»»

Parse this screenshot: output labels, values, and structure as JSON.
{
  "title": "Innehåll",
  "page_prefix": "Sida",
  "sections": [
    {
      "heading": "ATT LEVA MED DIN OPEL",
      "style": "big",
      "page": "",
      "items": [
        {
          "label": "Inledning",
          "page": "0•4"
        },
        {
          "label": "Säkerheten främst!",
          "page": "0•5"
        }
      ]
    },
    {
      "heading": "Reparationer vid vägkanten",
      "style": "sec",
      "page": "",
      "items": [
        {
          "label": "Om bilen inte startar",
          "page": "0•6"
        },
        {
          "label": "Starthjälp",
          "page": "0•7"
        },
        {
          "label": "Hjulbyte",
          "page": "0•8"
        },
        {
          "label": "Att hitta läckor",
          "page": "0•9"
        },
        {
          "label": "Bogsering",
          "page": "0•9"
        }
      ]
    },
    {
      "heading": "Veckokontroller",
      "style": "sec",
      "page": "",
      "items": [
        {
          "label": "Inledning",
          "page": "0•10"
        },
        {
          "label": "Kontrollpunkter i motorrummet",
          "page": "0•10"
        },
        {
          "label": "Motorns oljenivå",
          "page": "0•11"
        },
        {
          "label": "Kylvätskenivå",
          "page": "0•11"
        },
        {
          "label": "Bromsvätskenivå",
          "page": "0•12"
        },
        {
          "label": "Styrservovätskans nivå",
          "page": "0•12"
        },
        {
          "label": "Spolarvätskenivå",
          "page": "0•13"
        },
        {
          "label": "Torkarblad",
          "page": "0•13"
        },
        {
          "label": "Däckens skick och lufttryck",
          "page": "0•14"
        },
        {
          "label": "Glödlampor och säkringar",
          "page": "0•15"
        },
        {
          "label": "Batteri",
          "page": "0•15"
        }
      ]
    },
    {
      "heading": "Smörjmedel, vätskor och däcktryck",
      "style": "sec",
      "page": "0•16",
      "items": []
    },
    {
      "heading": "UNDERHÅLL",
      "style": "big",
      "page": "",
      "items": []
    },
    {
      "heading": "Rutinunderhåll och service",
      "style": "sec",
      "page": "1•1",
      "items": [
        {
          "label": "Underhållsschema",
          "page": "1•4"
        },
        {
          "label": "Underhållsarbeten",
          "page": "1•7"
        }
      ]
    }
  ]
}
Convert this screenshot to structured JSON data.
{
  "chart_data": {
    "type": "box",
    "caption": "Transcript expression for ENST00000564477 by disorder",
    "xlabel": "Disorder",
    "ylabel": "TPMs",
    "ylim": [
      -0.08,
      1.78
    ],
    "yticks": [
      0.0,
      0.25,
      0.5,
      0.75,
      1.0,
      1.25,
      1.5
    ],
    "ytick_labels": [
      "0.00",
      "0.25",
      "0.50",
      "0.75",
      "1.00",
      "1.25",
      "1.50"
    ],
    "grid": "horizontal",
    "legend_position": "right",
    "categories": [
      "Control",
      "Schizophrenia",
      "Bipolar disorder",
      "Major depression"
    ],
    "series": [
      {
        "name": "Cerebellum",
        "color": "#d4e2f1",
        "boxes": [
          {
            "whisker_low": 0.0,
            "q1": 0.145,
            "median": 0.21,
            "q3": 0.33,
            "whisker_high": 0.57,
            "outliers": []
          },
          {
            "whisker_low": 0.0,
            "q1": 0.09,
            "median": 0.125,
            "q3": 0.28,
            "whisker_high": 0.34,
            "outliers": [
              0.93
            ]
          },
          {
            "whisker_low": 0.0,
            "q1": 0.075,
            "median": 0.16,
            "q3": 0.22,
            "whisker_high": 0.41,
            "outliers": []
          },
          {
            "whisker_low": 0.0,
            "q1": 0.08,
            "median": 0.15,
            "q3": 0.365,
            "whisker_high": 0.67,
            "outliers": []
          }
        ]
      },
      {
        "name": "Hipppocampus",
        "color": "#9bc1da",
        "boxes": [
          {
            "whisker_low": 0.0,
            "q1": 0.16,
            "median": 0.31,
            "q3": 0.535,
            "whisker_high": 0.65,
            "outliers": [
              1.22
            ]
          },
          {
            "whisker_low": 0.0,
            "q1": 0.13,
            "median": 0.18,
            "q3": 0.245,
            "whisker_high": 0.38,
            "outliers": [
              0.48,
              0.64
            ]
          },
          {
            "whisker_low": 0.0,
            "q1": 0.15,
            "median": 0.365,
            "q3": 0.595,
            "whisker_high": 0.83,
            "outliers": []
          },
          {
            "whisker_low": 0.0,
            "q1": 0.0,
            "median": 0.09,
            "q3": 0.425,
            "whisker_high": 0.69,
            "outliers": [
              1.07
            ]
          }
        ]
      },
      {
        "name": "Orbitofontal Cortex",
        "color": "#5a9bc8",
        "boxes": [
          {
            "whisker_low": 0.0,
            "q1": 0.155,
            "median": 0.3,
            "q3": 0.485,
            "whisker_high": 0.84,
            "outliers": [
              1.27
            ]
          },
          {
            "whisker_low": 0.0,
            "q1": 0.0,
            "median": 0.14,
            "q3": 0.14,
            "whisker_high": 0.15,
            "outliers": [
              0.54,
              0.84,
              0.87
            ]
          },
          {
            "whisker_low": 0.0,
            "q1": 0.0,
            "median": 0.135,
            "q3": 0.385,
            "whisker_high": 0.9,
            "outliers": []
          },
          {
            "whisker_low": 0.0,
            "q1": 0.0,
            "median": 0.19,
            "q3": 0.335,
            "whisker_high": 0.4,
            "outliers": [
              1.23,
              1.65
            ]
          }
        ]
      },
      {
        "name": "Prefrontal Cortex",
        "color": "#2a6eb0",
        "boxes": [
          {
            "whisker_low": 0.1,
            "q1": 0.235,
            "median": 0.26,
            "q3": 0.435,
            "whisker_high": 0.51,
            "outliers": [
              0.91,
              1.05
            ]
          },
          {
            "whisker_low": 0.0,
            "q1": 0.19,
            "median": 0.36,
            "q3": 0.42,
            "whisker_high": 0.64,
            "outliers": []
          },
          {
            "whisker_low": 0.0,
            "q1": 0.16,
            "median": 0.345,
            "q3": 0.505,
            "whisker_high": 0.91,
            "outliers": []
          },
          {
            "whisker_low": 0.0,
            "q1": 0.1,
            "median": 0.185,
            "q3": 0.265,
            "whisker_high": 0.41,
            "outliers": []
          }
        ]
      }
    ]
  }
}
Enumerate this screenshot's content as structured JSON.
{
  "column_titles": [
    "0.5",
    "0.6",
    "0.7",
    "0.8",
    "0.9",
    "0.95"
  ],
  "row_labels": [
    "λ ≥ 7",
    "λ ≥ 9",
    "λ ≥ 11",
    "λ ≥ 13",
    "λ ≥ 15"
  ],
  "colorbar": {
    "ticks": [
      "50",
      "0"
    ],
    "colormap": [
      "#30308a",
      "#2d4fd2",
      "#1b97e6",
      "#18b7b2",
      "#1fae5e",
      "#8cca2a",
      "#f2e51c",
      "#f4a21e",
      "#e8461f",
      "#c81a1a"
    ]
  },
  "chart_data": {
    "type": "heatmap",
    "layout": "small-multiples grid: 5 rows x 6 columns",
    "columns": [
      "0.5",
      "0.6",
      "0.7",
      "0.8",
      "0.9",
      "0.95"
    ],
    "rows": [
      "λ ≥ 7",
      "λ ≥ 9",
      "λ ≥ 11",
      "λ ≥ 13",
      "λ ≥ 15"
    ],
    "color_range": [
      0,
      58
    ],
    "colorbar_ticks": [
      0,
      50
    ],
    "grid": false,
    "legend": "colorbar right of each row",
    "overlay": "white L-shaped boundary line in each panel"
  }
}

««

Lines containing the string "heading" are to be selected and copied.

      "heading": "ATT LEVA MED DIN OPEL",
      "heading": "Reparationer vid vägkanten",
      "heading": "Veckokontroller",
      "heading": "Smörjmedel, vätskor och däcktryck",
      "heading": "UNDERHÅLL",
      "heading": "Rutinunderhåll och service",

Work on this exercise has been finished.